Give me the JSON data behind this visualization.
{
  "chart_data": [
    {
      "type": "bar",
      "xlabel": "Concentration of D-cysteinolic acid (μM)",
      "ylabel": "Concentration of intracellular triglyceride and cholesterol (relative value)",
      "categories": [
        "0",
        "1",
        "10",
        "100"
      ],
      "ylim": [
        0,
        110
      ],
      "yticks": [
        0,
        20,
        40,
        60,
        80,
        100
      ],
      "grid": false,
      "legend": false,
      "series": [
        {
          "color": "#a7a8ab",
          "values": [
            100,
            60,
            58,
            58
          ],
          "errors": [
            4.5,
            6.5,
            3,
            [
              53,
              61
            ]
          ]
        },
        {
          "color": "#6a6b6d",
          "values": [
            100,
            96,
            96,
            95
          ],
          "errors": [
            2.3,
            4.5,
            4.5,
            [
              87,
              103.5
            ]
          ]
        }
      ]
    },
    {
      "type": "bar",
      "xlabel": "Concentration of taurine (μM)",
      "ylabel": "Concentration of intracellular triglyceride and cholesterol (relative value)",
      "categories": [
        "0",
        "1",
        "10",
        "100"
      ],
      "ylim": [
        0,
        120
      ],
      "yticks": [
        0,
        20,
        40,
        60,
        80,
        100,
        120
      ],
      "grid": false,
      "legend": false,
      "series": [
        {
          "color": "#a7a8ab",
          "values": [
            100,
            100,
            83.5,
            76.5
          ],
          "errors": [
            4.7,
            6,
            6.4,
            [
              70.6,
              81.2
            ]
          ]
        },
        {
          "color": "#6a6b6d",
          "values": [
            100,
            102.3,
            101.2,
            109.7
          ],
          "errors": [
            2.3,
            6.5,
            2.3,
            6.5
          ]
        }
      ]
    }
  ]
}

::::

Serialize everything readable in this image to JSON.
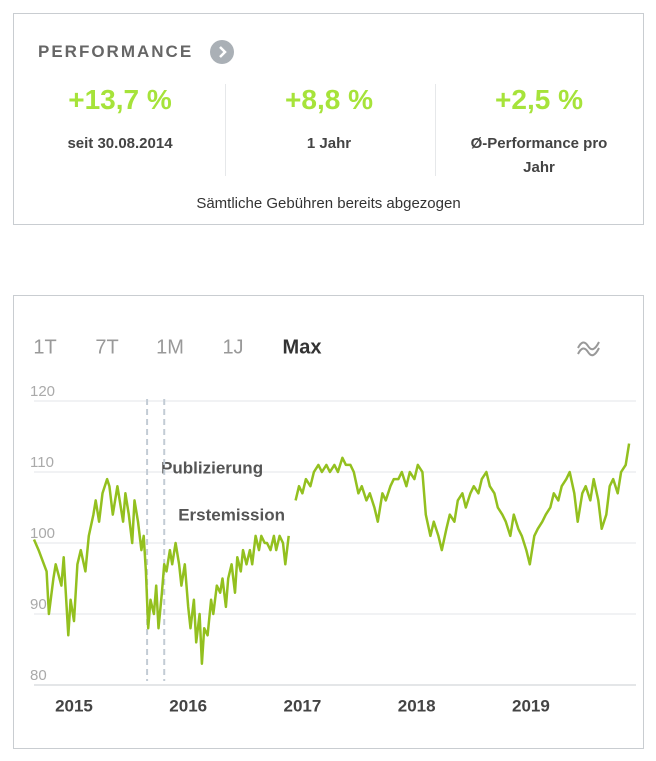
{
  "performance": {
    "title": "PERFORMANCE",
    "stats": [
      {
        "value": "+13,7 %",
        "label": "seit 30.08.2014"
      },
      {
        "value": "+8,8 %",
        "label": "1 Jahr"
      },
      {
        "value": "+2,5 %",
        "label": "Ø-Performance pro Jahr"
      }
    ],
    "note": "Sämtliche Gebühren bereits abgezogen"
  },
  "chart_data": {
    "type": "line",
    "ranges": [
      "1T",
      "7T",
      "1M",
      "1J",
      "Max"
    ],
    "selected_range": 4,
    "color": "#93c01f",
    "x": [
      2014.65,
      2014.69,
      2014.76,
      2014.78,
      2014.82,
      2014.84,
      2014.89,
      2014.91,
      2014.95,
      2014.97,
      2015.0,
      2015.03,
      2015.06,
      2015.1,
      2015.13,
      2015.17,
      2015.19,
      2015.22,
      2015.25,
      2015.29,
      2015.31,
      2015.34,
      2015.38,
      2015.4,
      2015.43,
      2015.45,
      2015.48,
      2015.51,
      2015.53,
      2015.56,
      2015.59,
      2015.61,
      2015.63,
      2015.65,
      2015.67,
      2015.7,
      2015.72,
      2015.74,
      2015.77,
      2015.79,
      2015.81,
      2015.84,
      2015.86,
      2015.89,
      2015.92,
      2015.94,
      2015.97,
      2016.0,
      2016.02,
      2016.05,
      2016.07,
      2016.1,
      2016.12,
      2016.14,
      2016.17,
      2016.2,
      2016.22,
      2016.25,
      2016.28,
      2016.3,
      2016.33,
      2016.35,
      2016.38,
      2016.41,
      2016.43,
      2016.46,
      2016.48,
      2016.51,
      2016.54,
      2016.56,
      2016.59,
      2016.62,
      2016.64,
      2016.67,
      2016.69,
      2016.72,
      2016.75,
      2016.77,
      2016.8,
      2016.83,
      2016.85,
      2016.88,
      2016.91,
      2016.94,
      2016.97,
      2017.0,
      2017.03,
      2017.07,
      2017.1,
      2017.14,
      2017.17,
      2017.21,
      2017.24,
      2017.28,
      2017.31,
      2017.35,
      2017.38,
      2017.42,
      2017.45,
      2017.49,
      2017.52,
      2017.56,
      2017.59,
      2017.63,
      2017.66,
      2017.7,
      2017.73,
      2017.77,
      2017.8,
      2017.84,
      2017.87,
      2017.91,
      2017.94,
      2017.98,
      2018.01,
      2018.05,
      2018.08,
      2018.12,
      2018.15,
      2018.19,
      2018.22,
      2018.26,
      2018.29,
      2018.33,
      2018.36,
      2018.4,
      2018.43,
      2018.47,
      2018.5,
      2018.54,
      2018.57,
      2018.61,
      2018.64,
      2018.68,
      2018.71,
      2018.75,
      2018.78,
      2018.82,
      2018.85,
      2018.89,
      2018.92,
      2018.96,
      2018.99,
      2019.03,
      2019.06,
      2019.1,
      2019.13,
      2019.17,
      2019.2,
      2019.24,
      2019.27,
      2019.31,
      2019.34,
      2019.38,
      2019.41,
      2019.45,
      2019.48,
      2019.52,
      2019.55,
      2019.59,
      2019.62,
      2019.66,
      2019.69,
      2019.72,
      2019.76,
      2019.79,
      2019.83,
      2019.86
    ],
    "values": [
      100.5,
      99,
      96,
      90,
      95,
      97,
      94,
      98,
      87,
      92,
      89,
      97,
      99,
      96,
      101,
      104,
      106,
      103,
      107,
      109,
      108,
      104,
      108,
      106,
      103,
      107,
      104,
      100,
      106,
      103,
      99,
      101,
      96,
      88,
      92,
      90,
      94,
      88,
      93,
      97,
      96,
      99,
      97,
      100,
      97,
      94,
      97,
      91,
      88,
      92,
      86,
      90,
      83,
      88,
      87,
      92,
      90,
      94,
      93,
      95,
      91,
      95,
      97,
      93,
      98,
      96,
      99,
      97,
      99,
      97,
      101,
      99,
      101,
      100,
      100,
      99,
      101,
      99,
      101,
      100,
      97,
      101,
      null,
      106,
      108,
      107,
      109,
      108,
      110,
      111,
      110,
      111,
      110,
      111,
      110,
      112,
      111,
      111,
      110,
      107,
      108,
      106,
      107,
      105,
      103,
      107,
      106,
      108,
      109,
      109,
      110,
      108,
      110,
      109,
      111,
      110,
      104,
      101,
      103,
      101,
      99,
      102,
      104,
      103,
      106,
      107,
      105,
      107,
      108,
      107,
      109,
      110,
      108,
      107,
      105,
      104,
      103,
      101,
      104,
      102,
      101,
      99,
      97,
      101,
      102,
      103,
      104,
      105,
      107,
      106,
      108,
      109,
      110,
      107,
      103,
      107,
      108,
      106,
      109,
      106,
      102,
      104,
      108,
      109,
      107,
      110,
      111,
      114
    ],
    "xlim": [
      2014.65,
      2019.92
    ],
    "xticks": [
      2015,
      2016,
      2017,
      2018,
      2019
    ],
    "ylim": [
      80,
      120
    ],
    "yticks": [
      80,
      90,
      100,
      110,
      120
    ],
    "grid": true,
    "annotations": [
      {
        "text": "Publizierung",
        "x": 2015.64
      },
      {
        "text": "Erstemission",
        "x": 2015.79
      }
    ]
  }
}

::::

# WHAT THE TASK REQUIRES
Only a number is wanted: how many lines contain the word "Concentration"?

# OUTPUT OF THE TASK
4